== Task to complete ==
Pick out every line of the entries below where "have" occurs, and copy those lines.

[Stored data]
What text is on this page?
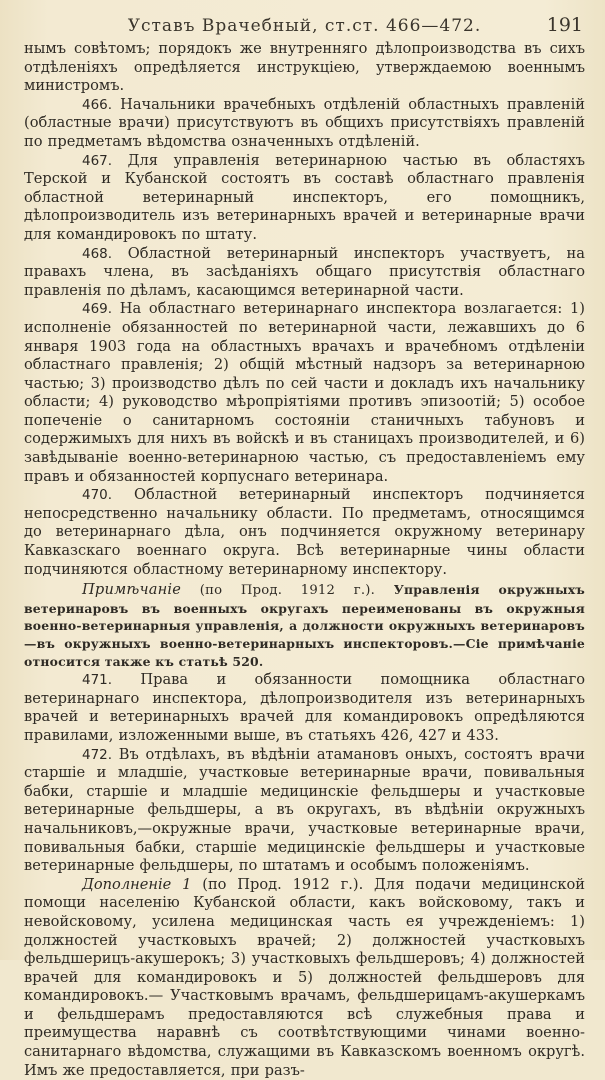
Уставъ Врачебный, ст.ст. 466—472.	191

нымъ совѣтомъ; порядокъ же внутренняго дѣлопроизводства въ сихъ отдѣленіяхъ опредѣляется инструкціею, утверждаемою военнымъ министромъ.

466. Начальники врачебныхъ отдѣленій областныхъ правленій (областные врачи) присутствуютъ въ общихъ присутствіяхъ правленій по предметамъ вѣдомства означенныхъ отдѣленій.

467. Для управленія ветеринарною частью въ областяхъ Терской и Кубанской состоятъ въ составѣ областнаго правленія областной ветеринарный инспекторъ, его помощникъ, дѣлопроизводитель изъ ветеринарныхъ врачей и ветеринарные врачи для командировокъ по штату.

468. Областной ветеринарный инспекторъ участвуетъ, на правахъ члена, въ засѣданіяхъ общаго присутствія областнаго правленія по дѣламъ, касающимся ветеринарной части.

469. На областнаго ветеринарнаго инспектора возлагается: 1) исполненіе обязанностей по ветеринарной части, лежавшихъ до 6 января 1903 года на областныхъ врачахъ и врачебномъ отдѣленіи областнаго правленія; 2) общій мѣстный надзоръ за ветеринарною частью; 3) производство дѣлъ по сей части и докладъ ихъ начальнику области; 4) руководство мѣропріятіями противъ эпизоотій; 5) особое попеченіе о санитарномъ состояніи станичныхъ табуновъ и содержимыхъ для нихъ въ войскѣ и въ станицахъ производителей, и 6) завѣдываніе военно-ветеринарною частью, съ предоставленіемъ ему правъ и обязанностей корпуснаго ветеринара.

470. Областной ветеринарный инспекторъ подчиняется непосредственно начальнику области. По предметамъ, относящимся до ветеринарнаго дѣла, онъ подчиняется окружному ветеринару Кавказскаго военнаго округа. Всѣ ветеринарные чины области подчиняются областному ветеринарному инспектору.

Примѣчаніе (по Прод. 1912 г.). Управленія окружныхъ ветеринаровъ въ военныхъ округахъ переименованы въ окружныя военно-ветеринарныя управленія, а должности окружныхъ ветеринаровъ—въ окружныхъ военно-ветеринарныхъ инспекторовъ.—Сіе примѣчаніе относится также къ статьѣ 520.

471. Права и обязанности помощника областнаго ветеринарнаго инспектора, дѣлопроизводителя изъ ветеринарныхъ врачей и ветеринарныхъ врачей для командировокъ опредѣляются правилами, изложенными выше, въ статьяхъ 426, 427 и 433.

472. Въ отдѣлахъ, въ вѣдѣніи атамановъ оныхъ, состоятъ врачи старшіе и младшіе, участковые ветеринарные врачи, повивальныя бабки, старшіе и младшіе медицинскіе фельдшеры и участковые ветеринарные фельдшеры, а въ округахъ, въ вѣдѣніи окружныхъ начальниковъ,—окружные врачи, участковые ветеринарные врачи, повивальныя бабки, старшіе медицинскіе фельдшеры и участковые ветеринарные фельдшеры, по штатамъ и особымъ положеніямъ.

Дополненіе 1 (по Прод. 1912 г.). Для подачи медицинской помощи населенію Кубанской области, какъ войсковому, такъ и невойсковому, усилена медицинская часть ея учрежденіемъ: 1) должностей участковыхъ врачей; 2) должностей участковыхъ фельдшерицъ-акушерокъ; 3) участковыхъ фельдшеровъ; 4) должностей врачей для командировокъ и 5) должностей фельдшеровъ для командировокъ.— Участковымъ врачамъ, фельдшерицамъ-акушеркамъ и фельдшерамъ предоставляются всѣ служебныя права и преимущества наравнѣ съ соотвѣтствующими чинами военно-санитарнаго вѣдомства, служащими въ Кавказскомъ военномъ округѣ. Имъ же предоставляется, при разъ-
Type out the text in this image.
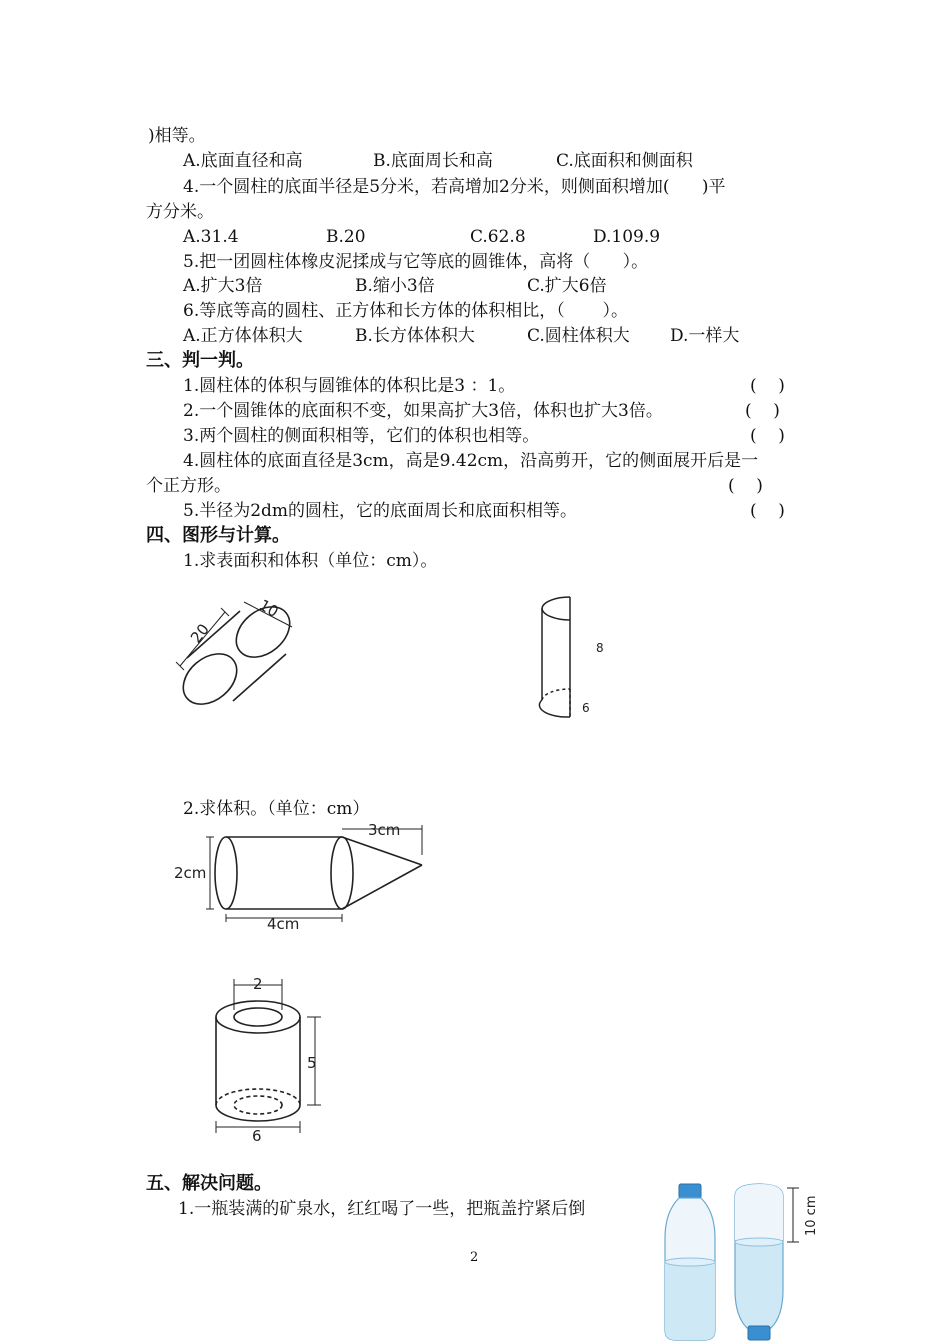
)相等。
A.底面直径和高	B.底面周长和高	C.底面积和侧面积
4.一个圆柱的底面半径是5分米，若高增加2分米，则侧面积增加(      )平
方分米。
A.31.4	B.20	C.62.8	D.109.9
5.把一团圆柱体橡皮泥揉成与它等底的圆锥体，高将（      ）。
A.扩大3倍	B.缩小3倍	C.扩大6倍
6.等底等高的圆柱、正方体和长方体的体积相比，（       ）。
A.正方体体积大	B.长方体体积大	C.圆柱体积大 D.一样大
三、判一判。
1.圆柱体的体积与圆锥体的体积比是3 ：1。	(    )
2.一个圆锥体的底面积不变，如果高扩大3倍，体积也扩大3倍。	(    )
3.两个圆柱的侧面积相等，它们的体积也相等。	(    )
4.圆柱体的底面直径是3cm，高是9.42cm，沿高剪开，它的侧面展开后是一
个正方形。	(    )
5.半径为2dm的圆柱，它的底面周长和底面积相等。	(    )
四、图形与计算。
1.求表面积和体积（单位：cm）。
20
10
8
6
2.求体积。（单位：cm）
3cm
2cm
4cm
2
5
6
五、解决问题。
1.一瓶装满的矿泉水，红红喝了一些，把瓶盖拧紧后倒	10 cm
2
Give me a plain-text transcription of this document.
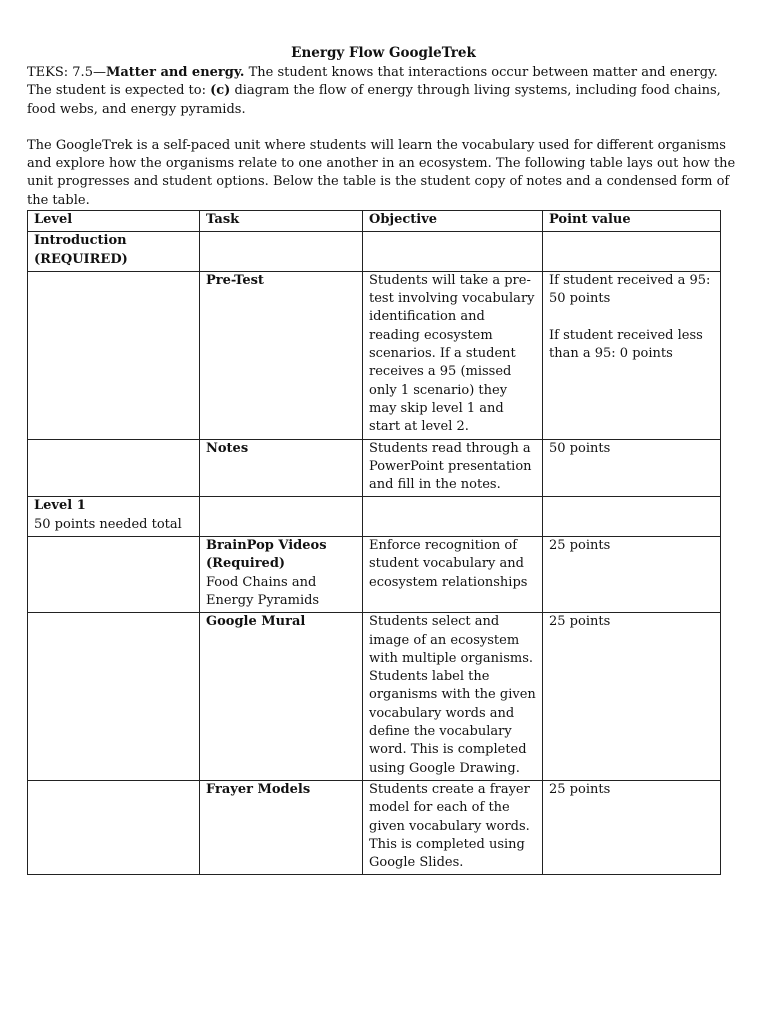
Energy Flow GoogleTrek

TEKS: 7.5—Matter and energy. The student knows that interactions occur between matter and energy. The student is expected to: (c) diagram the flow of energy through living systems, including food chains, food webs, and energy pyramids.

The GoogleTrek is a self-paced unit where students will learn the vocabulary used for different organisms and explore how the organisms relate to one another in an ecosystem. The following table lays out how the unit progresses and student options. Below the table is the student copy of notes and a condensed form of the table.

Level	Task	Objective	Point value
Introduction (REQUIRED)			
	Pre-Test	Students will take a pre-test involving vocabulary identification and reading ecosystem scenarios. If a student receives a 95 (missed only 1 scenario) they may skip level 1 and start at level 2.	If student received a 95: 50 points
If student received less than a 95: 0 points

	Notes	Students read through a PowerPoint presentation and fill in the notes.	50 points

Level 1
50 points needed total			

	BrainPop Videos (Required)
Food Chains and Energy Pyramids	Enforce recognition of student vocabulary and ecosystem relationships	25 points
	Google Mural	Students select and image of an ecosystem with multiple organisms. Students label the organisms with the given vocabulary words and define the vocabulary word. This is completed using Google Drawing.	25 points
	Frayer Models	Students create a frayer model for each of the given vocabulary words. This is completed using Google Slides.	25 points
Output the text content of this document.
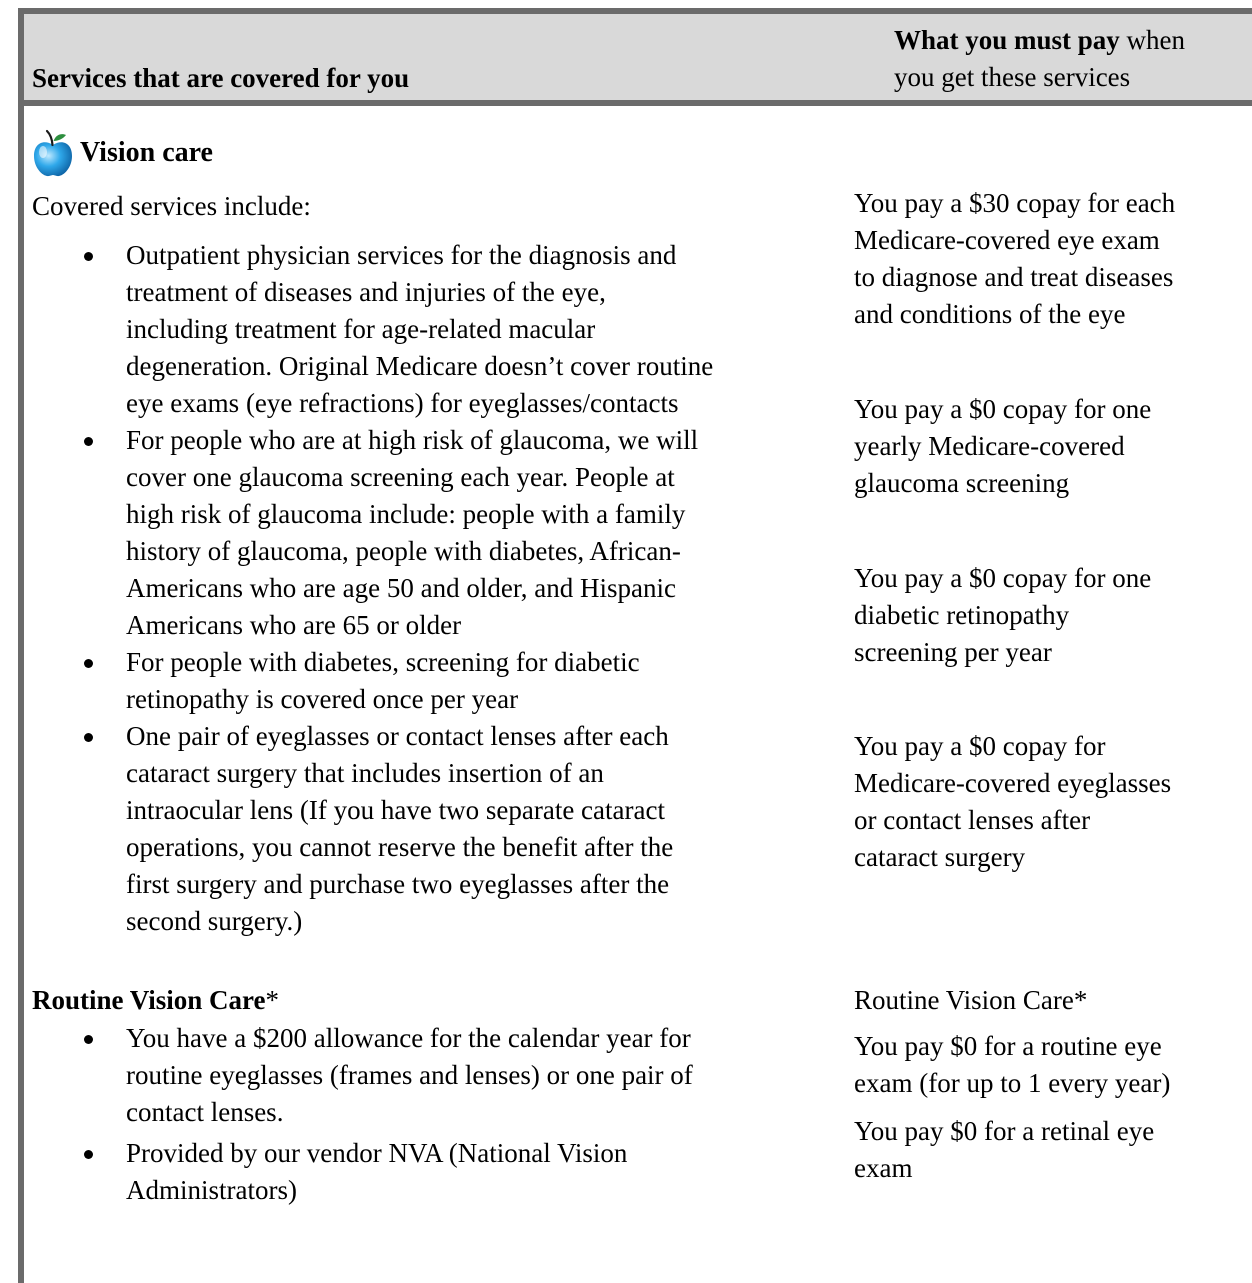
Services that are covered for you
What you must pay when
you get these services
Vision care

Covered services include:

Outpatient physician services for the diagnosis and
treatment of diseases and injuries of the eye,
including treatment for age-related macular
degeneration. Original Medicare doesn’t cover routine
eye exams (eye refractions) for eyeglasses/contacts
For people who are at high risk of glaucoma, we will
cover one glaucoma screening each year. People at
high risk of glaucoma include: people with a family
history of glaucoma, people with diabetes, African-
Americans who are age 50 and older, and Hispanic
Americans who are 65 or older
For people with diabetes, screening for diabetic
retinopathy is covered once per year
One pair of eyeglasses or contact lenses after each
cataract surgery that includes insertion of an
intraocular lens (If you have two separate cataract
operations, you cannot reserve the benefit after the
first surgery and purchase two eyeglasses after the
second surgery.)

You pay a $30 copay for each
Medicare-covered eye exam
to diagnose and treat diseases
and conditions of the eye

You pay a $0 copay for one
yearly Medicare-covered
glaucoma screening

You pay a $0 copay for one
diabetic retinopathy
screening per year

You pay a $0 copay for
Medicare-covered eyeglasses
or contact lenses after
cataract surgery

Routine Vision Care*

You have a $200 allowance for the calendar year for
routine eyeglasses (frames and lenses) or one pair of
contact lenses.
Provided by our vendor NVA (National Vision
Administrators)

Routine Vision Care*

You pay $0 for a routine eye
exam (for up to 1 every year)

You pay $0 for a retinal eye
exam
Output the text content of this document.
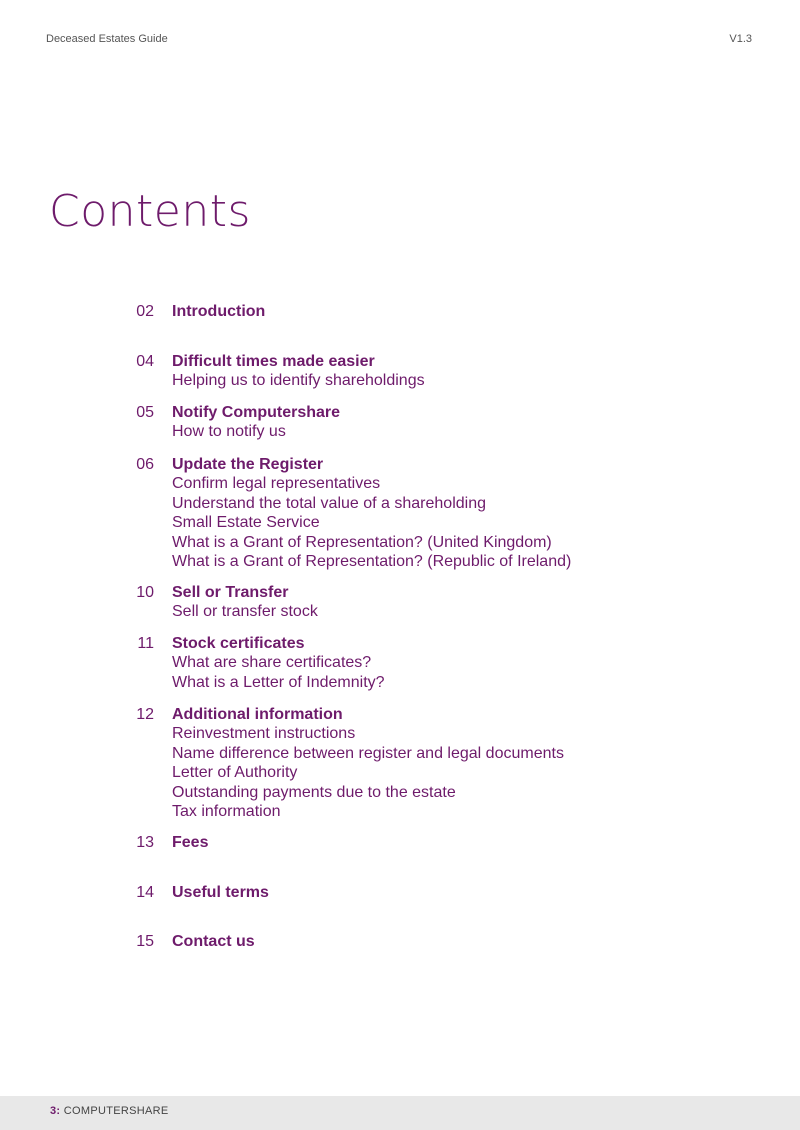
Deceased Estates Guide	V1.3
Contents
02 Introduction
04 Difficult times made easier
Helping us to identify shareholdings
05 Notify Computershare
How to notify us
06 Update the Register
Confirm legal representatives
Understand the total value of a shareholding
Small Estate Service
What is a Grant of Representation? (United Kingdom)
What is a Grant of Representation? (Republic of Ireland)
10 Sell or Transfer
Sell or transfer stock
11 Stock certificates
What are share certificates?
What is a Letter of Indemnity?
12 Additional information
Reinvestment instructions
Name difference between register and legal documents
Letter of Authority
Outstanding payments due to the estate
Tax information
13 Fees
14 Useful terms
15 Contact us
3: COMPUTERSHARE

== Completed task ==
intraocular lens (If you have two separate cataract
You have a $200 allowance for the calendar year for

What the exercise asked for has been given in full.